start
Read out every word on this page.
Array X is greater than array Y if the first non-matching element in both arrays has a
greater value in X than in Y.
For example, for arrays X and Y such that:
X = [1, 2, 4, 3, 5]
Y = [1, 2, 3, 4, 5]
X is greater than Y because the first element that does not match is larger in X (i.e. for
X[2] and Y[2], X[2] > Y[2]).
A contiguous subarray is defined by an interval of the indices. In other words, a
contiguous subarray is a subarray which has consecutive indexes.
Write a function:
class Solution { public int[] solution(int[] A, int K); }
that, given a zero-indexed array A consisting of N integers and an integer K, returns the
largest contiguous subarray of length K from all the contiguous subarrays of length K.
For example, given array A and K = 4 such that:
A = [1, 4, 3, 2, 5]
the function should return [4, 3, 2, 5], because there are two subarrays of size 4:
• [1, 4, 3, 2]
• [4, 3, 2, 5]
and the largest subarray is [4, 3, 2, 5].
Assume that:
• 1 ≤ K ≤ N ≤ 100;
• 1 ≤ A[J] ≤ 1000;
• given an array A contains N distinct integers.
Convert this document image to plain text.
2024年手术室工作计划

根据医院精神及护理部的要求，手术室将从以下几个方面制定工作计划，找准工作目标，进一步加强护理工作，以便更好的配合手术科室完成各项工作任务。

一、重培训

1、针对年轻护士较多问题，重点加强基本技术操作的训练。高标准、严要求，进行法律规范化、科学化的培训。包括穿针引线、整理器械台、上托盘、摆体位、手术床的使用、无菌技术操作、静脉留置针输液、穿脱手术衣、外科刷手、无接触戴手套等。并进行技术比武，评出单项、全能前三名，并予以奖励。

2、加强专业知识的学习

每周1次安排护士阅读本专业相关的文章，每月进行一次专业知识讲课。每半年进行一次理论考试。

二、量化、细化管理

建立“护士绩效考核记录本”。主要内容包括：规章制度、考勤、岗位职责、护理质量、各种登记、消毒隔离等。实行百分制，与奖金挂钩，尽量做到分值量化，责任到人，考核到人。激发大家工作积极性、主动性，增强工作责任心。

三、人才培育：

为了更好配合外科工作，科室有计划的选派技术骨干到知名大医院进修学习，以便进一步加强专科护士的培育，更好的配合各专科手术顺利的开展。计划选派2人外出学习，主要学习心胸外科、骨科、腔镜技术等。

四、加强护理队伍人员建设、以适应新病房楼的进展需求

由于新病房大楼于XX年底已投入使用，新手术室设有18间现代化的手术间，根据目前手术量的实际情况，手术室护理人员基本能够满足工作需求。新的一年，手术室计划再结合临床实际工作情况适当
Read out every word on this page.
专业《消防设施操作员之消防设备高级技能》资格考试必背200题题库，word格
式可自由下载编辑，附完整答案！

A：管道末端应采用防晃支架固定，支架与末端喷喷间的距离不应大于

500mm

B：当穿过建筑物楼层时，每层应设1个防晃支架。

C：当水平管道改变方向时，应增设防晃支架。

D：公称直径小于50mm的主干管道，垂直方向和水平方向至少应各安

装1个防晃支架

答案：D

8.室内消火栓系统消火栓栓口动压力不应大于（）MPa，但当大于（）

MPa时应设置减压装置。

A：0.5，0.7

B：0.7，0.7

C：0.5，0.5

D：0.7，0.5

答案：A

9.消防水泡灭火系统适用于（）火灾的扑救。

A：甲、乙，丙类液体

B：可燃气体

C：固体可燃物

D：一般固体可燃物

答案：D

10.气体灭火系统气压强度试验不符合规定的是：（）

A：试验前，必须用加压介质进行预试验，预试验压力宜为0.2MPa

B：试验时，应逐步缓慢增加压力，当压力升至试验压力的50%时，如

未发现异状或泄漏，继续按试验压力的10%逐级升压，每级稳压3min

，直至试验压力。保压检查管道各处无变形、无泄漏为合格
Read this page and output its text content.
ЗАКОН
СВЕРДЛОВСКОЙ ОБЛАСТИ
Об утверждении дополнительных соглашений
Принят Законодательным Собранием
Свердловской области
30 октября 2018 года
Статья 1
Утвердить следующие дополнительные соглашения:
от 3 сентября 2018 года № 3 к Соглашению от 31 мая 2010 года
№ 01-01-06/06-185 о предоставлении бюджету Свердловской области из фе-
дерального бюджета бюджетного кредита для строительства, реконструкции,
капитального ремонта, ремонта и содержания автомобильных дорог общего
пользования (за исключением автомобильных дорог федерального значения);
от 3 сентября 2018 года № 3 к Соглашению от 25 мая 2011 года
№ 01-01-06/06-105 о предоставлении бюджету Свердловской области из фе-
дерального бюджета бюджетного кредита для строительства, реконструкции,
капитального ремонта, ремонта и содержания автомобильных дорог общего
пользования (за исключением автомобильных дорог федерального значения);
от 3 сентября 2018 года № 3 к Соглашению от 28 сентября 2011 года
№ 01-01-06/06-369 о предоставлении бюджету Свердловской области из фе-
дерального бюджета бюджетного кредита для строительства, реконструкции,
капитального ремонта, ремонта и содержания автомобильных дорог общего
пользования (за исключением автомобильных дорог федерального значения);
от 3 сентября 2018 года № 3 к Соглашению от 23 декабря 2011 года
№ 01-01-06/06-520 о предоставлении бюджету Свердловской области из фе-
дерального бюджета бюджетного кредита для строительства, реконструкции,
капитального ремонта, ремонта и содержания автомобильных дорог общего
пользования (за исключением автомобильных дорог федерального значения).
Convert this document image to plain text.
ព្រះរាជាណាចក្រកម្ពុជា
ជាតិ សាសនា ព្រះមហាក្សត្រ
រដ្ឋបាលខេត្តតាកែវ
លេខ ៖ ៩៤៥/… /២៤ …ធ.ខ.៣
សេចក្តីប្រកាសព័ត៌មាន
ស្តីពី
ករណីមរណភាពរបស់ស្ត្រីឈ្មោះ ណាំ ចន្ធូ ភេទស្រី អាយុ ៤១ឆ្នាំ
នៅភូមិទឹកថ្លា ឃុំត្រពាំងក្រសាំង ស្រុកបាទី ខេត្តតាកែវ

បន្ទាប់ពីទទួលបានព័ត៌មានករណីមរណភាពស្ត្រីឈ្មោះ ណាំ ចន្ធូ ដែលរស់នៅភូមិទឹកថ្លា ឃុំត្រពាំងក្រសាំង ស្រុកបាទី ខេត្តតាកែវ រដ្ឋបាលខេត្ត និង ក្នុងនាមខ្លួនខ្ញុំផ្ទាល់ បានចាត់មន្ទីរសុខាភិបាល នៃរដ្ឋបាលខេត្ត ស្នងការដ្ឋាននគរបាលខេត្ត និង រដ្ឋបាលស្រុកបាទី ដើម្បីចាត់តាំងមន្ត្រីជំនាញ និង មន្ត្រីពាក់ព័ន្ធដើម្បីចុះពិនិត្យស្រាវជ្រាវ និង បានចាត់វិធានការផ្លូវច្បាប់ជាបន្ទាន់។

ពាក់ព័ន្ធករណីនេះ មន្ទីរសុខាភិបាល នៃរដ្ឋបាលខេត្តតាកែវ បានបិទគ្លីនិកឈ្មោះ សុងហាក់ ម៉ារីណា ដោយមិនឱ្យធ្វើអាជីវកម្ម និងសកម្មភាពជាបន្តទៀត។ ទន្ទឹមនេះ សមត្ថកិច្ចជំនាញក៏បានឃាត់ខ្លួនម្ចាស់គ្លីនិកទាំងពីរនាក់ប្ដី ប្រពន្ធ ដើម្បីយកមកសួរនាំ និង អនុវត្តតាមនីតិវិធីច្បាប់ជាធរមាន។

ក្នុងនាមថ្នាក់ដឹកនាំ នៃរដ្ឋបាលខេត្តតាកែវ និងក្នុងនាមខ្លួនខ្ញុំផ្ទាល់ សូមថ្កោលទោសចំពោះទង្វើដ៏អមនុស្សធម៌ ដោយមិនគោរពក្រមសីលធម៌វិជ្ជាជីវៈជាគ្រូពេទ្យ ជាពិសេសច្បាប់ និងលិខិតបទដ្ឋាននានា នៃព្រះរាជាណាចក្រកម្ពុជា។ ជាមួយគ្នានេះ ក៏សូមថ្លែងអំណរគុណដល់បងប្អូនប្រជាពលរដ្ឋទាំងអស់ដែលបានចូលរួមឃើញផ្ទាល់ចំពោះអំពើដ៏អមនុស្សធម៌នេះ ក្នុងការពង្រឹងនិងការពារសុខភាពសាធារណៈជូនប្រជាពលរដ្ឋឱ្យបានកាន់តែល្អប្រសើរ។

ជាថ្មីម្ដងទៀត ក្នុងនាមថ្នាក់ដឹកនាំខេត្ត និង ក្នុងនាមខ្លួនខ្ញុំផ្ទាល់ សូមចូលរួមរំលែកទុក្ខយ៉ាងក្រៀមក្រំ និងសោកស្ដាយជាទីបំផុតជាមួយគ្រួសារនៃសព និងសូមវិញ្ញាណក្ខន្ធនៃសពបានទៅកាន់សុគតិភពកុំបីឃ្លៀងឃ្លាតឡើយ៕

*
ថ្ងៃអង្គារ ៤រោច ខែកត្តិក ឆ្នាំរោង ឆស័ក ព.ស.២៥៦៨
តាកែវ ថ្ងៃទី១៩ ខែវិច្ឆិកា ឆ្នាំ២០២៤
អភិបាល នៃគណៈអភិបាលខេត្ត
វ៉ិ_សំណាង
end
> [TASK TO COMPLETE] Spot every line that holds "contiguous" and copy it.

> [TASK SOLUTION]
A contiguous subarray is defined by an interval of the indices. In other words, a
contiguous subarray is a subarray which has consecutive indexes.
largest contiguous subarray of length K from all the contiguous subarrays of length K.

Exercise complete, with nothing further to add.